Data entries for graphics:
______

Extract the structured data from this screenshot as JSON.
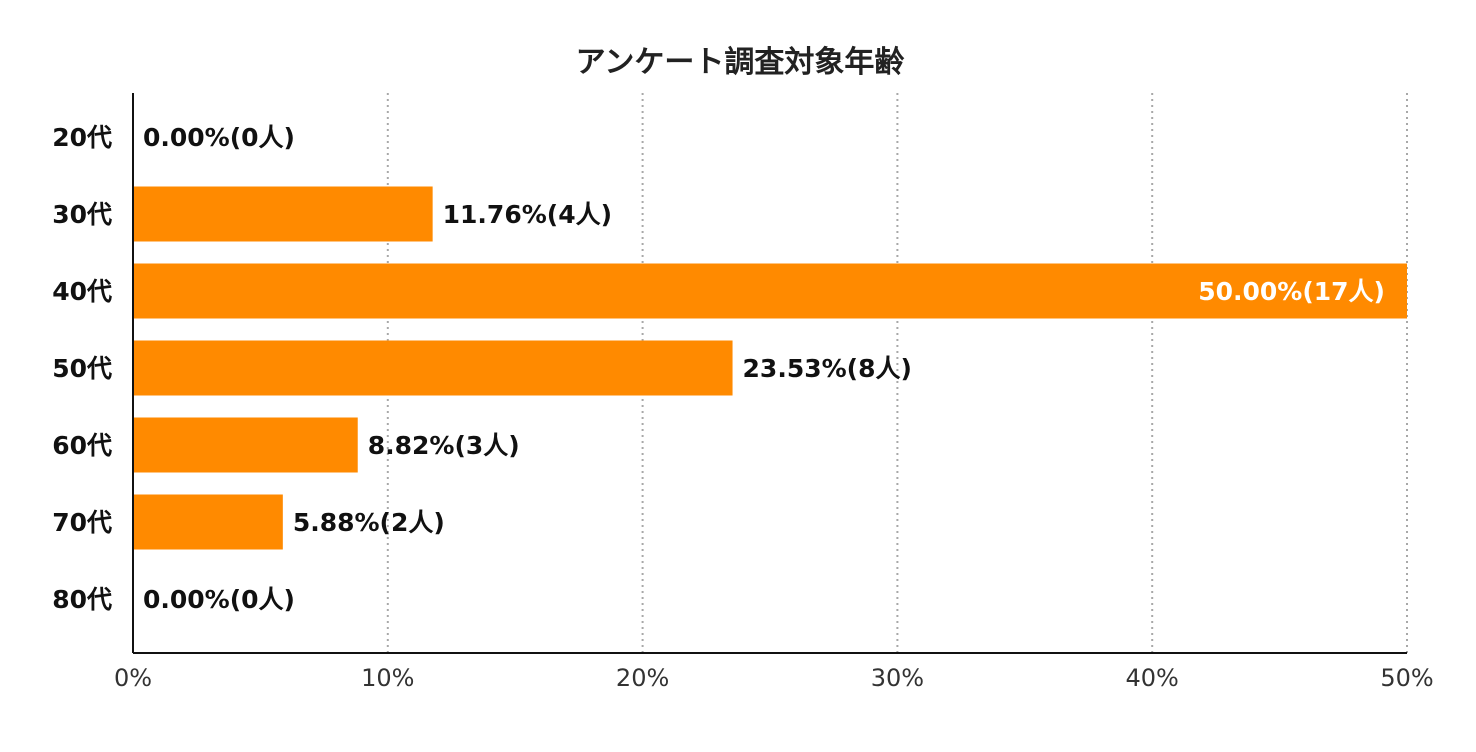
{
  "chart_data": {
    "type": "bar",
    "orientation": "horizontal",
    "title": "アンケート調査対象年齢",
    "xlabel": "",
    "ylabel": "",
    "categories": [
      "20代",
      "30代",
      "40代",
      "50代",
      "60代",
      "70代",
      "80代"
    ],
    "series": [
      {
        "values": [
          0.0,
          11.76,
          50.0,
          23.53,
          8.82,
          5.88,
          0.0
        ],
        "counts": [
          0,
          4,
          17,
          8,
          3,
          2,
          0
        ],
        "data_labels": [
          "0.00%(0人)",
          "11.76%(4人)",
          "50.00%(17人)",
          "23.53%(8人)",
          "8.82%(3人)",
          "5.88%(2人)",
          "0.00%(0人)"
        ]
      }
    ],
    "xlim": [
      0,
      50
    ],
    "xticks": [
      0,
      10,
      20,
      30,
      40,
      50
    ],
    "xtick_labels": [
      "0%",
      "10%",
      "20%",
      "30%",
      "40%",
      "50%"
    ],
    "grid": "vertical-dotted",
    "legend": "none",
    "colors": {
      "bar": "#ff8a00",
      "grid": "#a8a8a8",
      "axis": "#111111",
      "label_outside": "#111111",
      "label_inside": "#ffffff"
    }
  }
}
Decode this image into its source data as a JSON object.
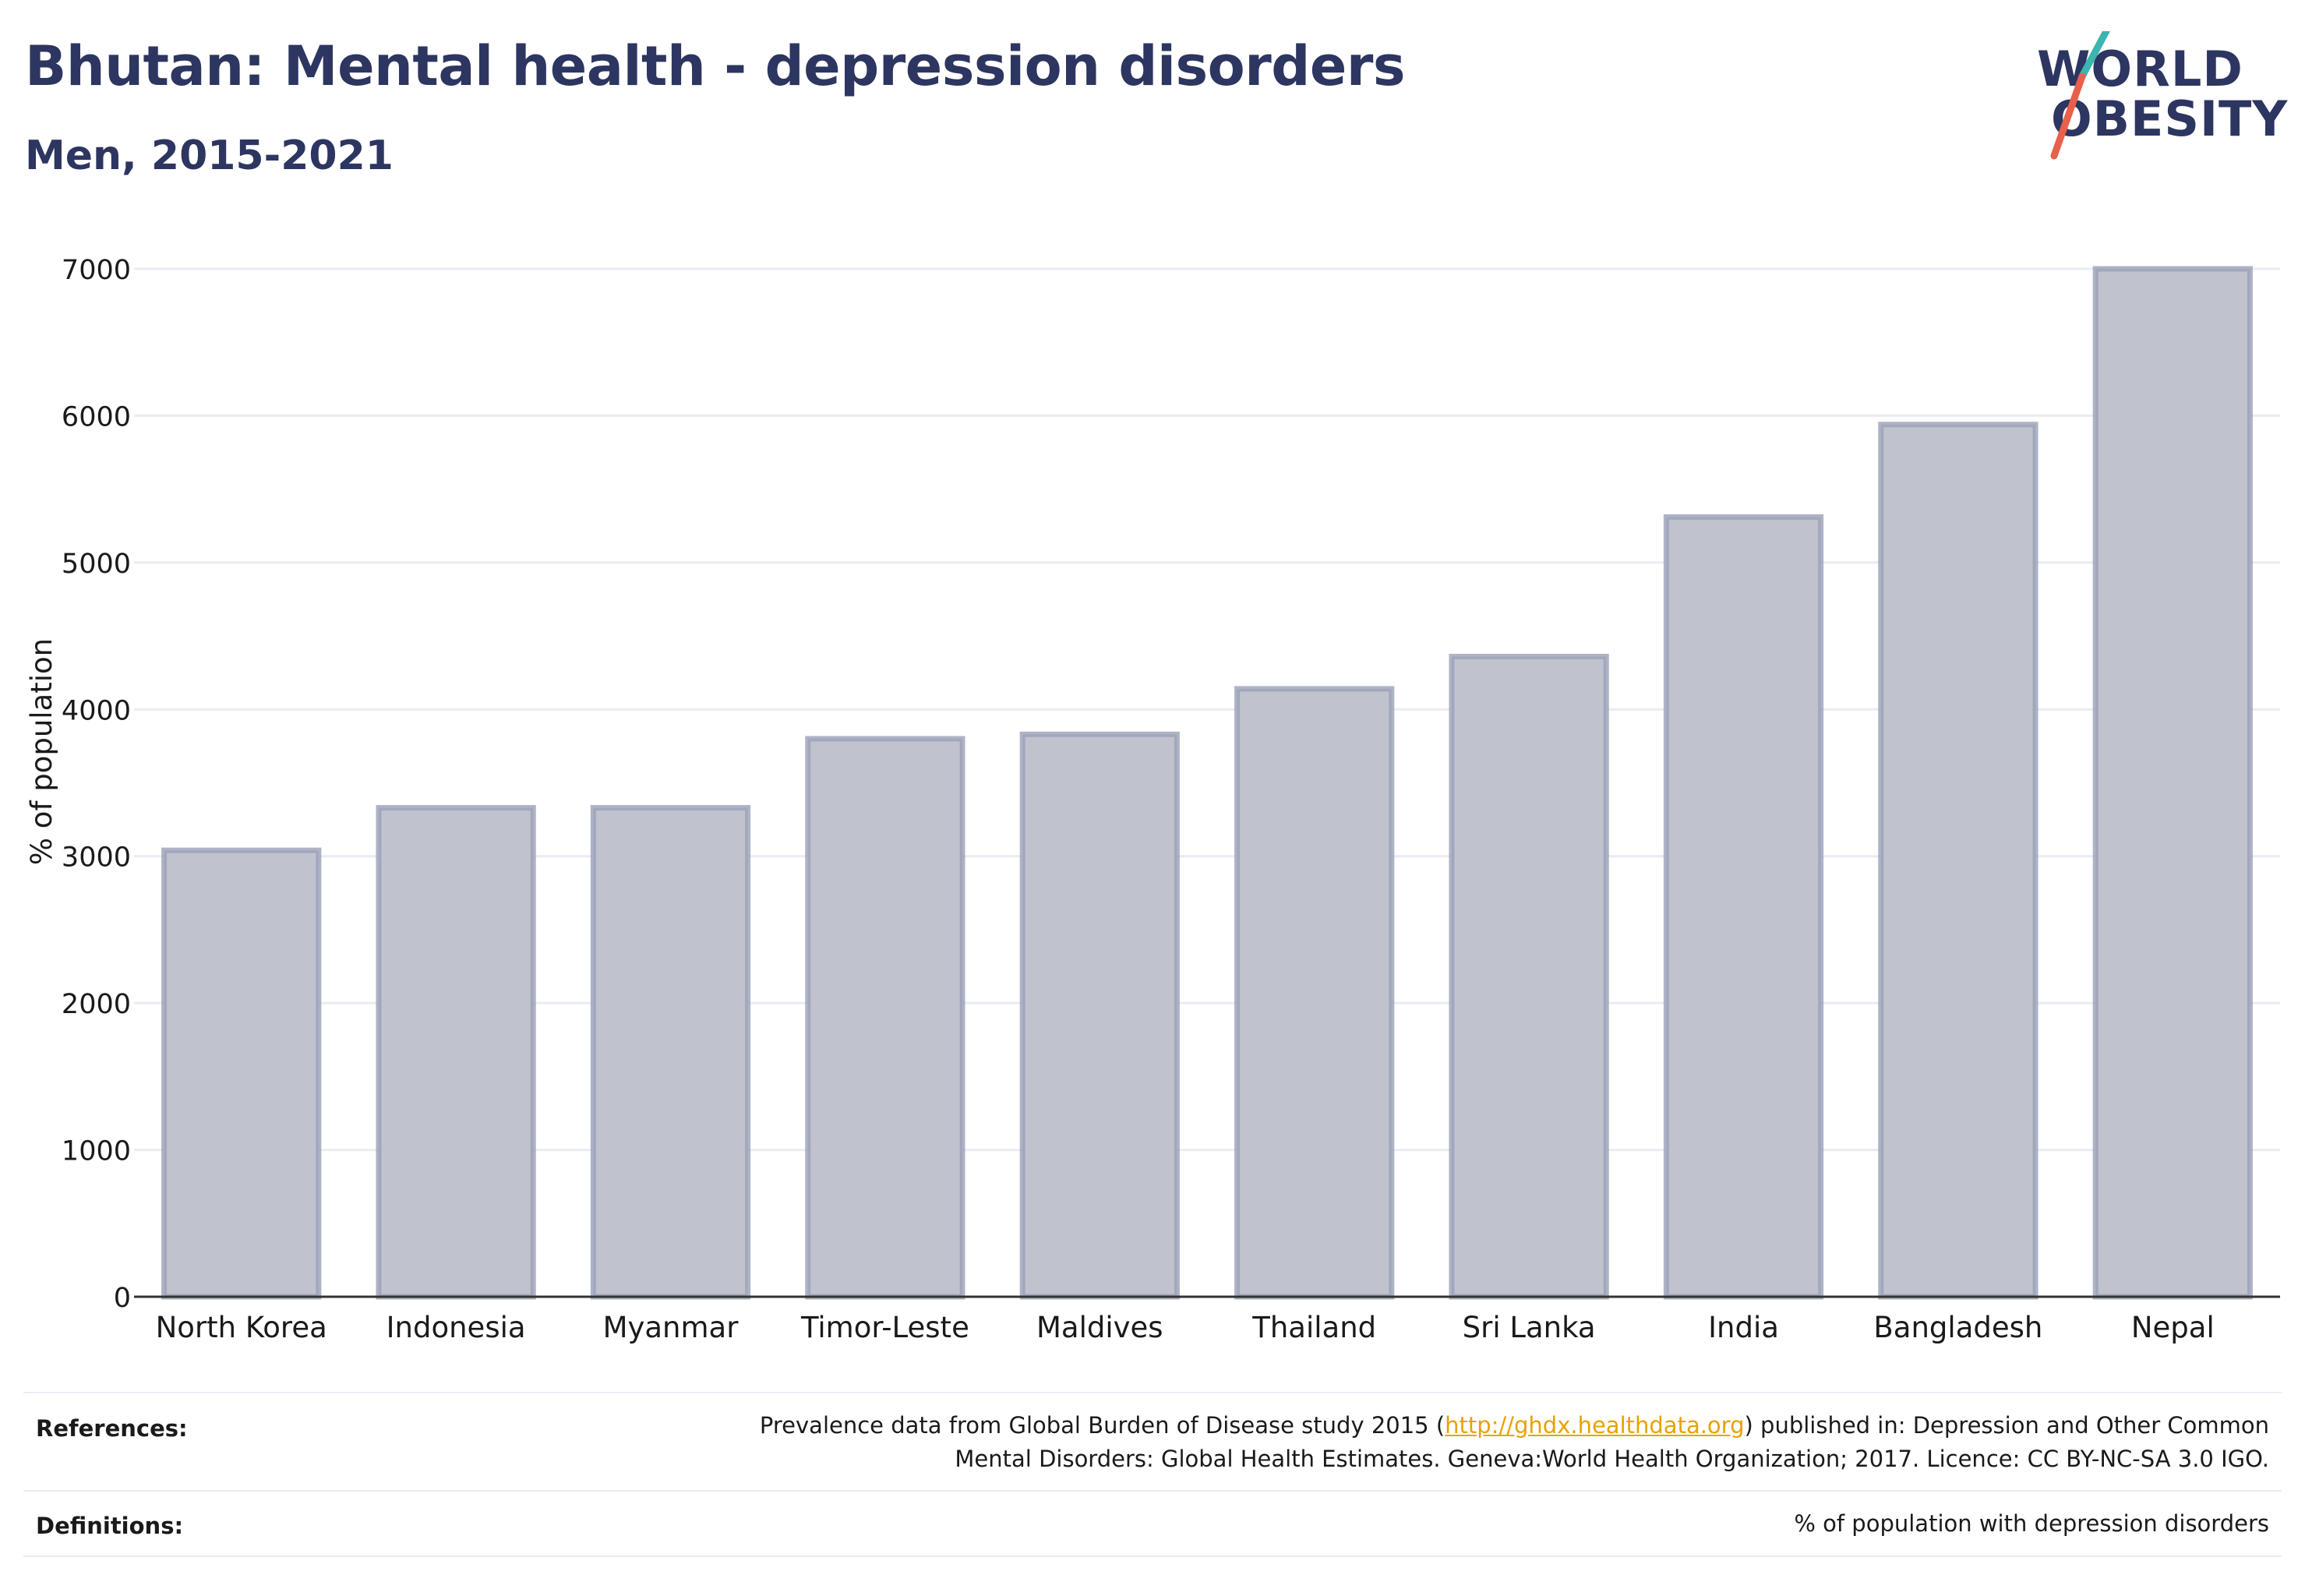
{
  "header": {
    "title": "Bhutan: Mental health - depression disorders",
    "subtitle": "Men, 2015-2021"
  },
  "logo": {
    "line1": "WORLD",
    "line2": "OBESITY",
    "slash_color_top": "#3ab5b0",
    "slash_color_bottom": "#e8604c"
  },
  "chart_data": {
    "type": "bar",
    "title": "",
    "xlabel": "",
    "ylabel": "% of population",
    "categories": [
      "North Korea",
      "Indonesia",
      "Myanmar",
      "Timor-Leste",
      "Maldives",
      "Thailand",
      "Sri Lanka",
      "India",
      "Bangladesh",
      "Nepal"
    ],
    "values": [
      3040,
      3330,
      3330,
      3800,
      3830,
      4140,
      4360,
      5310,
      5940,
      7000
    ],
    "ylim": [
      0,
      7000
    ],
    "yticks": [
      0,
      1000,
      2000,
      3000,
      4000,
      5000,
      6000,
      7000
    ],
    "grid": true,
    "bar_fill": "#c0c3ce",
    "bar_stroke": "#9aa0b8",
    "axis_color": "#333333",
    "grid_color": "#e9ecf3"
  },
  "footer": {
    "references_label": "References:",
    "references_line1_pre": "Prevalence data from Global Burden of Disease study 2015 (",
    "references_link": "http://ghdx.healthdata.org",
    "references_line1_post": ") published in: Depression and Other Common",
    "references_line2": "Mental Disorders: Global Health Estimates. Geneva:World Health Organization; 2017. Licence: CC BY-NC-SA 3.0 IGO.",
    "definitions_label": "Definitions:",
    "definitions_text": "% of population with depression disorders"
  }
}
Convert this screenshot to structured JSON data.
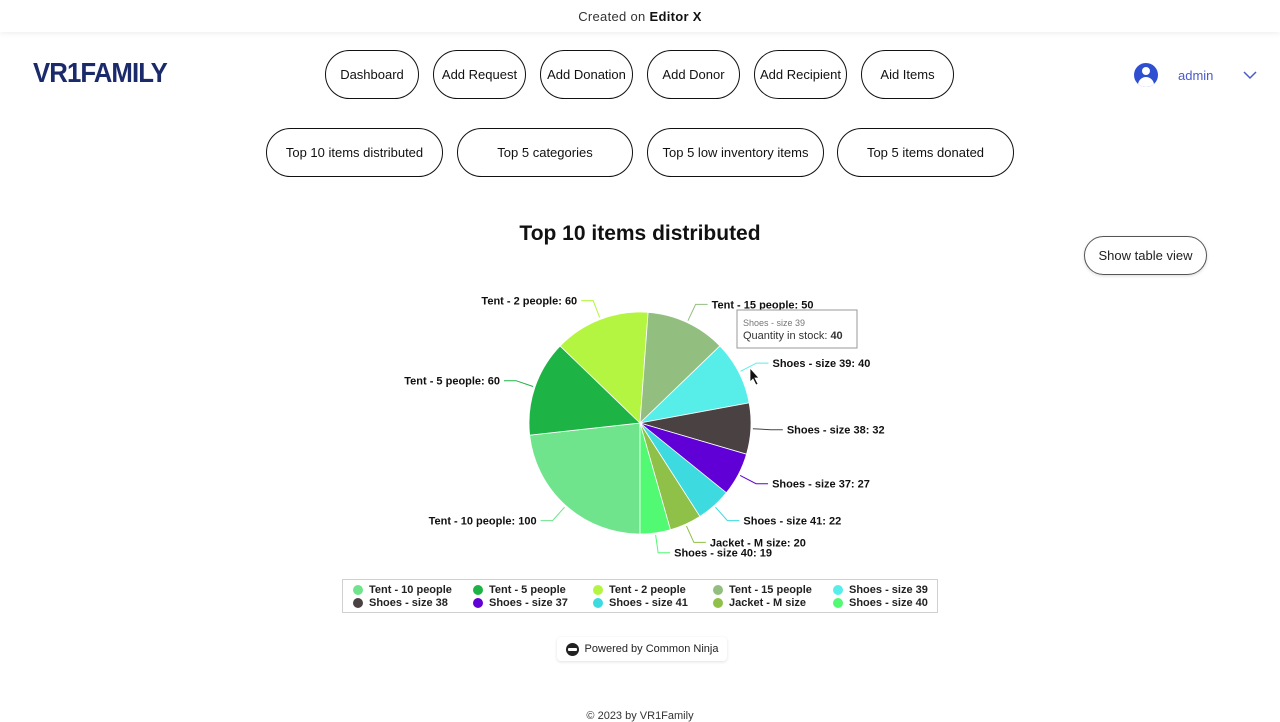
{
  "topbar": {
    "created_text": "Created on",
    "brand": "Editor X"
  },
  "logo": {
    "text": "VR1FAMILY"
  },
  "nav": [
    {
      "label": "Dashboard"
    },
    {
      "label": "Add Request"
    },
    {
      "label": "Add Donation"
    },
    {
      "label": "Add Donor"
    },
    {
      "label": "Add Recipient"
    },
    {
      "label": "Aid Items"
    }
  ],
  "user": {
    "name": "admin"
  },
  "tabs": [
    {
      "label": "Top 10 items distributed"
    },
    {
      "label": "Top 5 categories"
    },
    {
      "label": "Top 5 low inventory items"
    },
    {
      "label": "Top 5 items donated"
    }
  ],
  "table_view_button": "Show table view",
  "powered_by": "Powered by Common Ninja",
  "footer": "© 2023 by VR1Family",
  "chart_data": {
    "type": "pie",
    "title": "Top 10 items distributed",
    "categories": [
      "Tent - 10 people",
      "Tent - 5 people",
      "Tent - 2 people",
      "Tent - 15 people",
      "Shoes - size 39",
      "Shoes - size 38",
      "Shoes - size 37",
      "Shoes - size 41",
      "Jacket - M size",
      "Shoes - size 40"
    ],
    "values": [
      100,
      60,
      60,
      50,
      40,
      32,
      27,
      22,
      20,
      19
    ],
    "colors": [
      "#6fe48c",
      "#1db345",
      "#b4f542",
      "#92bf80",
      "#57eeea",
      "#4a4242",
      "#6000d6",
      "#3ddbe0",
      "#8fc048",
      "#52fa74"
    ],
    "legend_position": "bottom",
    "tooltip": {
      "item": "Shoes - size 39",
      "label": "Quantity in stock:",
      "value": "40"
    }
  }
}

______

### Instructions to follow
Every entry must be reproduced exactly, with the images left out.

### Task answer
Extract the structured data from this screenshot as JSON.
{
  "chart_data": {
    "type": "bar",
    "orientation": "horizontal",
    "title": "アンケート調査対象年齢",
    "xlabel": "",
    "ylabel": "",
    "categories": [
      "20代",
      "30代",
      "40代",
      "50代",
      "60代",
      "70代",
      "80代"
    ],
    "series": [
      {
        "values": [
          0.0,
          11.76,
          50.0,
          23.53,
          8.82,
          5.88,
          0.0
        ],
        "counts": [
          0,
          4,
          17,
          8,
          3,
          2,
          0
        ],
        "data_labels": [
          "0.00%(0人)",
          "11.76%(4人)",
          "50.00%(17人)",
          "23.53%(8人)",
          "8.82%(3人)",
          "5.88%(2人)",
          "0.00%(0人)"
        ]
      }
    ],
    "xlim": [
      0,
      50
    ],
    "xticks": [
      0,
      10,
      20,
      30,
      40,
      50
    ],
    "xtick_labels": [
      "0%",
      "10%",
      "20%",
      "30%",
      "40%",
      "50%"
    ],
    "grid": "vertical-dotted",
    "legend": "none",
    "colors": {
      "bar": "#ff8a00",
      "grid": "#a8a8a8",
      "axis": "#111111",
      "label_outside": "#111111",
      "label_inside": "#ffffff"
    }
  }
}
Decode this image into its source data as a JSON object.
{
  "header": {
    "title": "Bhutan: Mental health - depression disorders",
    "subtitle": "Men, 2015-2021"
  },
  "logo": {
    "line1": "WORLD",
    "line2": "OBESITY",
    "slash_color_top": "#3ab5b0",
    "slash_color_bottom": "#e8604c"
  },
  "chart_data": {
    "type": "bar",
    "title": "",
    "xlabel": "",
    "ylabel": "% of population",
    "categories": [
      "North Korea",
      "Indonesia",
      "Myanmar",
      "Timor-Leste",
      "Maldives",
      "Thailand",
      "Sri Lanka",
      "India",
      "Bangladesh",
      "Nepal"
    ],
    "values": [
      3040,
      3330,
      3330,
      3800,
      3830,
      4140,
      4360,
      5310,
      5940,
      7000
    ],
    "ylim": [
      0,
      7000
    ],
    "yticks": [
      0,
      1000,
      2000,
      3000,
      4000,
      5000,
      6000,
      7000
    ],
    "grid": true,
    "bar_fill": "#c0c3ce",
    "bar_stroke": "#9aa0b8",
    "axis_color": "#333333",
    "grid_color": "#e9ecf3"
  },
  "footer": {
    "references_label": "References:",
    "references_line1_pre": "Prevalence data from Global Burden of Disease study 2015 (",
    "references_link": "http://ghdx.healthdata.org",
    "references_line1_post": ") published in: Depression and Other Common",
    "references_line2": "Mental Disorders: Global Health Estimates. Geneva:World Health Organization; 2017. Licence: CC BY-NC-SA 3.0 IGO.",
    "definitions_label": "Definitions:",
    "definitions_text": "% of population with depression disorders"
  }
}
Convert this screenshot to structured JSON data.
{
  "topbar": {
    "created_text": "Created on",
    "brand": "Editor X"
  },
  "logo": {
    "text": "VR1FAMILY"
  },
  "nav": [
    {
      "label": "Dashboard"
    },
    {
      "label": "Add Request"
    },
    {
      "label": "Add Donation"
    },
    {
      "label": "Add Donor"
    },
    {
      "label": "Add Recipient"
    },
    {
      "label": "Aid Items"
    }
  ],
  "user": {
    "name": "admin"
  },
  "tabs": [
    {
      "label": "Top 10 items distributed"
    },
    {
      "label": "Top 5 categories"
    },
    {
      "label": "Top 5 low inventory items"
    },
    {
      "label": "Top 5 items donated"
    }
  ],
  "table_view_button": "Show table view",
  "powered_by": "Powered by Common Ninja",
  "footer": "© 2023 by VR1Family",
  "chart_data": {
    "type": "pie",
    "title": "Top 10 items distributed",
    "categories": [
      "Tent - 10 people",
      "Tent - 5 people",
      "Tent - 2 people",
      "Tent - 15 people",
      "Shoes - size 39",
      "Shoes - size 38",
      "Shoes - size 37",
      "Shoes - size 41",
      "Jacket - M size",
      "Shoes - size 40"
    ],
    "values": [
      100,
      60,
      60,
      50,
      40,
      32,
      27,
      22,
      20,
      19
    ],
    "colors": [
      "#6fe48c",
      "#1db345",
      "#b4f542",
      "#92bf80",
      "#57eeea",
      "#4a4242",
      "#6000d6",
      "#3ddbe0",
      "#8fc048",
      "#52fa74"
    ],
    "legend_position": "bottom",
    "tooltip": {
      "item": "Shoes - size 39",
      "label": "Quantity in stock:",
      "value": "40"
    }
  }
}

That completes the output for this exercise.